[What to work on]:
What number of lines contain the word "禁止する"? Reply with the number and nothing else.

--*--

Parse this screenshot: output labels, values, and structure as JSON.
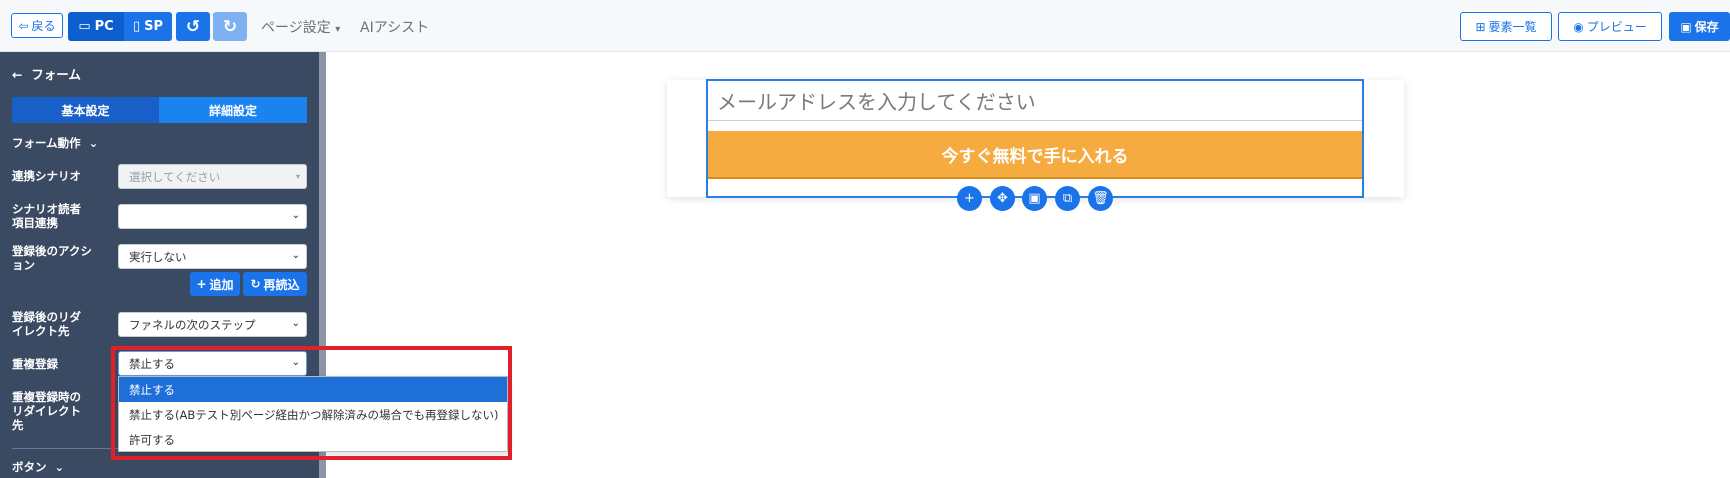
{
  "topbar": {
    "back_label": "戻る",
    "pc_label": "PC",
    "sp_label": "SP",
    "page_settings_label": "ページ設定",
    "ai_assist_label": "AIアシスト",
    "elements_list_label": "要素一覧",
    "preview_label": "プレビュー",
    "save_label": "保存"
  },
  "sidebar": {
    "title": "フォーム",
    "tabs": [
      "基本設定",
      "詳細設定"
    ],
    "section_form_action": "フォーム動作",
    "rows": {
      "scenario_label": "連携シナリオ",
      "scenario_value": "選択してください",
      "reader_field_label": "シナリオ読者\n項目連携",
      "reader_field_value": "",
      "after_action_label": "登録後のアクシ\nョン",
      "after_action_value": "実行しない",
      "add_button": "追加",
      "reload_button": "再読込",
      "redirect_label": "登録後のリダ\nイレクト先",
      "redirect_value": "ファネルの次のステップ",
      "duplicate_label": "重複登録",
      "duplicate_value": "禁止する",
      "duplicate_redirect_label": "重複登録時の\nリダイレクト\n先"
    },
    "section_button": "ボタン"
  },
  "dropdown": {
    "options": [
      "禁止する",
      "禁止する(ABテスト別ページ経由かつ解除済みの場合でも再登録しない)",
      "許可する"
    ],
    "selected_index": 0
  },
  "canvas": {
    "email_placeholder": "メールアドレスを入力してください",
    "cta_label": "今すぐ無料で手に入れる",
    "tools": [
      "plus-icon",
      "move-icon",
      "save-icon",
      "copy-icon",
      "trash-icon"
    ]
  },
  "colors": {
    "accent": "#1a73e8",
    "sidebar_bg": "#3b4a63",
    "cta": "#f5ab3f",
    "highlight": "#e0202a"
  }
}
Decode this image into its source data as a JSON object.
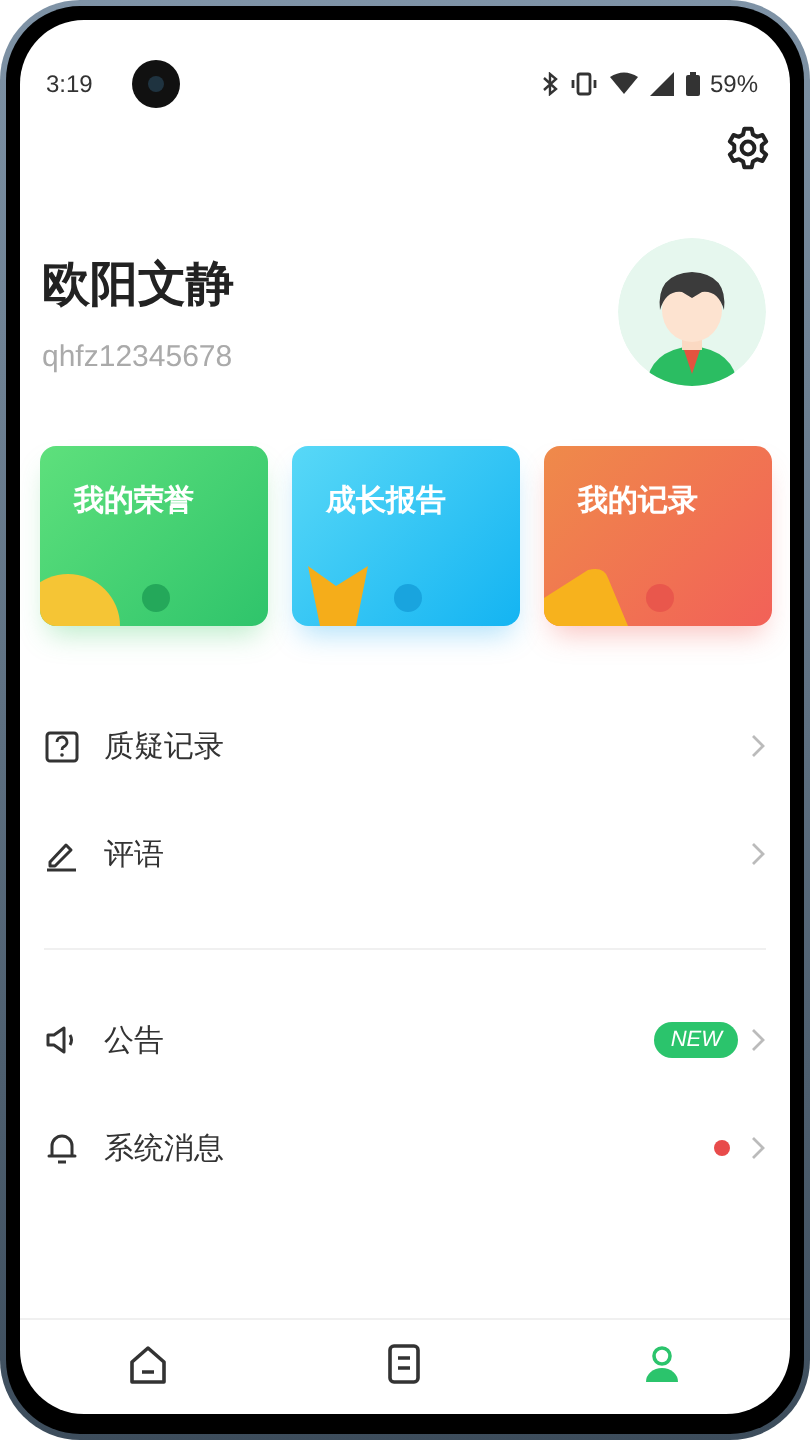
{
  "status_bar": {
    "time": "3:19",
    "battery": "59%"
  },
  "profile": {
    "name": "欧阳文静",
    "account": "qhfz12345678"
  },
  "cards": [
    {
      "title": "我的荣誉",
      "kind": "honor"
    },
    {
      "title": "成长报告",
      "kind": "report"
    },
    {
      "title": "我的记录",
      "kind": "record"
    }
  ],
  "menu_groups": [
    [
      {
        "label": "质疑记录",
        "kind": "question",
        "unread": false
      },
      {
        "label": "评语",
        "kind": "pen",
        "unread": false
      }
    ],
    [
      {
        "label": "公告",
        "kind": "speaker",
        "badge": "NEW",
        "unread": false
      },
      {
        "label": "系统消息",
        "kind": "bell",
        "unread": true
      }
    ]
  ],
  "tabs": [
    {
      "kind": "home",
      "selected": false
    },
    {
      "kind": "list",
      "selected": false
    },
    {
      "kind": "profile",
      "selected": true
    }
  ]
}
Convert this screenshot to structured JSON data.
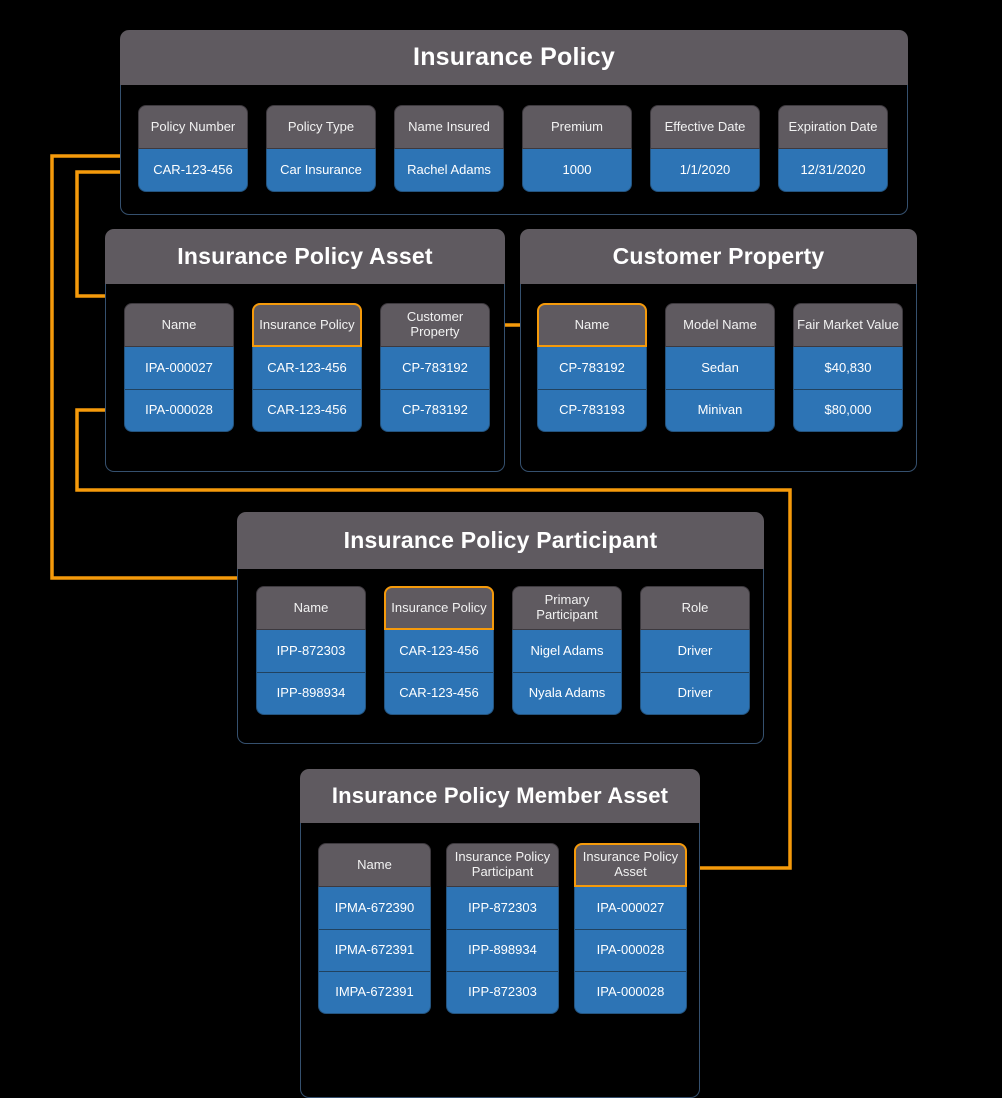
{
  "colors": {
    "background": "#000000",
    "header_grey": "#5f5a60",
    "data_blue": "#2d74b5",
    "card_border": "#35506e",
    "highlight_orange": "#f59a0b",
    "text": "#ffffff"
  },
  "entities": [
    {
      "id": "insurance-policy",
      "title": "Insurance Policy",
      "columns": [
        {
          "header": "Policy Number",
          "highlight": false,
          "cells": [
            "CAR-123-456"
          ]
        },
        {
          "header": "Policy Type",
          "highlight": false,
          "cells": [
            "Car Insurance"
          ]
        },
        {
          "header": "Name Insured",
          "highlight": false,
          "cells": [
            "Rachel Adams"
          ]
        },
        {
          "header": "Premium",
          "highlight": false,
          "cells": [
            "1000"
          ]
        },
        {
          "header": "Effective Date",
          "highlight": false,
          "cells": [
            "1/1/2020"
          ]
        },
        {
          "header": "Expiration Date",
          "highlight": false,
          "cells": [
            "12/31/2020"
          ]
        }
      ]
    },
    {
      "id": "insurance-policy-asset",
      "title": "Insurance Policy Asset",
      "columns": [
        {
          "header": "Name",
          "highlight": false,
          "cells": [
            "IPA-000027",
            "IPA-000028"
          ]
        },
        {
          "header": "Insurance Policy",
          "highlight": true,
          "cells": [
            "CAR-123-456",
            "CAR-123-456"
          ]
        },
        {
          "header": "Customer Property",
          "highlight": false,
          "cells": [
            "CP-783192",
            "CP-783192"
          ]
        }
      ]
    },
    {
      "id": "customer-property",
      "title": "Customer Property",
      "columns": [
        {
          "header": "Name",
          "highlight": true,
          "cells": [
            "CP-783192",
            "CP-783193"
          ]
        },
        {
          "header": "Model Name",
          "highlight": false,
          "cells": [
            "Sedan",
            "Minivan"
          ]
        },
        {
          "header": "Fair Market Value",
          "highlight": false,
          "cells": [
            "$40,830",
            "$80,000"
          ]
        }
      ]
    },
    {
      "id": "insurance-policy-participant",
      "title": "Insurance Policy Participant",
      "columns": [
        {
          "header": "Name",
          "highlight": false,
          "cells": [
            "IPP-872303",
            "IPP-898934"
          ]
        },
        {
          "header": "Insurance Policy",
          "highlight": true,
          "cells": [
            "CAR-123-456",
            "CAR-123-456"
          ]
        },
        {
          "header": "Primary Participant",
          "highlight": false,
          "cells": [
            "Nigel Adams",
            "Nyala Adams"
          ]
        },
        {
          "header": "Role",
          "highlight": false,
          "cells": [
            "Driver",
            "Driver"
          ]
        }
      ]
    },
    {
      "id": "insurance-policy-member-asset",
      "title": "Insurance Policy Member Asset",
      "columns": [
        {
          "header": "Name",
          "highlight": false,
          "cells": [
            "IPMA-672390",
            "IPMA-672391",
            "IMPA-672391"
          ]
        },
        {
          "header": "Insurance Policy Participant",
          "highlight": false,
          "cells": [
            "IPP-872303",
            "IPP-898934",
            "IPP-872303"
          ]
        },
        {
          "header": "Insurance Policy Asset",
          "highlight": true,
          "cells": [
            "IPA-000027",
            "IPA-000028",
            "IPA-000028"
          ]
        }
      ]
    }
  ],
  "relationships": [
    {
      "from": "insurance-policy.Policy Number",
      "to": "insurance-policy-asset.Insurance Policy"
    },
    {
      "from": "insurance-policy.Policy Number",
      "to": "insurance-policy-participant.Insurance Policy"
    },
    {
      "from": "insurance-policy-asset.Customer Property",
      "to": "customer-property.Name"
    },
    {
      "from": "insurance-policy-asset.Name",
      "to": "insurance-policy-member-asset.Insurance Policy Asset"
    }
  ]
}
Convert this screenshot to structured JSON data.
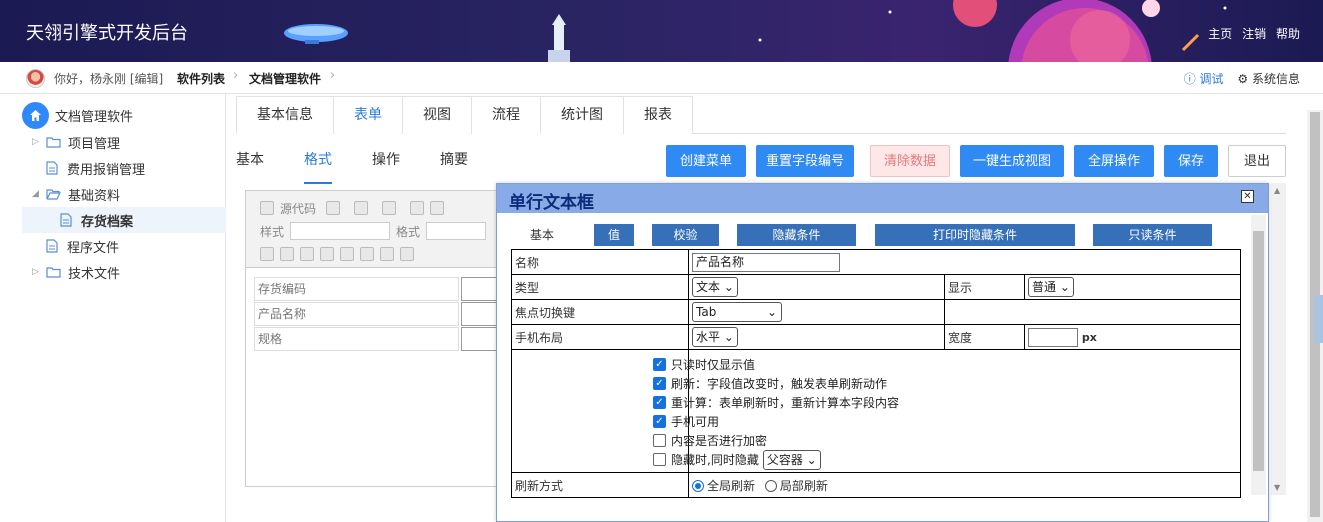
{
  "header": {
    "title": "天翎引擎式开发后台",
    "links": [
      "主页",
      "注销",
      "帮助"
    ]
  },
  "breadcrumb": {
    "greeting": "你好，杨永刚 [编辑]",
    "items": [
      "软件列表",
      "文档管理软件"
    ],
    "debug": "调试",
    "sysinfo": "系统信息"
  },
  "sidebar": {
    "root": "文档管理软件",
    "items": [
      {
        "label": "项目管理",
        "type": "folder"
      },
      {
        "label": "费用报销管理",
        "type": "file"
      },
      {
        "label": "基础资料",
        "type": "folder-open"
      },
      {
        "label": "存货档案",
        "type": "file",
        "selected": true
      },
      {
        "label": "程序文件",
        "type": "file"
      },
      {
        "label": "技术文件",
        "type": "folder"
      }
    ]
  },
  "tabs": [
    "基本信息",
    "表单",
    "视图",
    "流程",
    "统计图",
    "报表"
  ],
  "subtabs": [
    "基本",
    "格式",
    "操作",
    "摘要"
  ],
  "toolbar": [
    "创建菜单",
    "重置字段编号",
    "清除数据",
    "一键生成视图",
    "全屏操作",
    "保存",
    "退出"
  ],
  "editor": {
    "toolbar_row1": "源代码",
    "style_label": "样式",
    "format_label": "格式",
    "fields": [
      "存货编码",
      "产品名称",
      "规格"
    ]
  },
  "dialog": {
    "title": "单行文本框",
    "tabs": [
      "基本",
      "值",
      "校验",
      "隐藏条件",
      "打印时隐藏条件",
      "只读条件"
    ],
    "name_label": "名称",
    "name_value": "产品名称",
    "type_label": "类型",
    "type_value": "文本",
    "display_label": "显示",
    "display_value": "普通",
    "focus_label": "焦点切换键",
    "focus_value": "Tab",
    "mobile_label": "手机布局",
    "mobile_value": "水平",
    "width_label": "宽度",
    "width_unit": "px",
    "width_value": "",
    "options": [
      {
        "label": "只读时仅显示值",
        "checked": true
      },
      {
        "label": "刷新：字段值改变时，触发表单刷新动作",
        "checked": true
      },
      {
        "label": "重计算：表单刷新时，重新计算本字段内容",
        "checked": true
      },
      {
        "label": "手机可用",
        "checked": true
      },
      {
        "label": "内容是否进行加密",
        "checked": false
      },
      {
        "label": "隐藏时,同时隐藏",
        "checked": false
      }
    ],
    "hide_select": "父容器",
    "refresh_label": "刷新方式",
    "refresh_all": "全局刷新",
    "refresh_part": "局部刷新"
  },
  "colors": {
    "accent": "#2f8af3",
    "dialog_header": "#88abe8",
    "dialog_tab": "#3570b8"
  }
}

--*--

[Solution for this task]:
3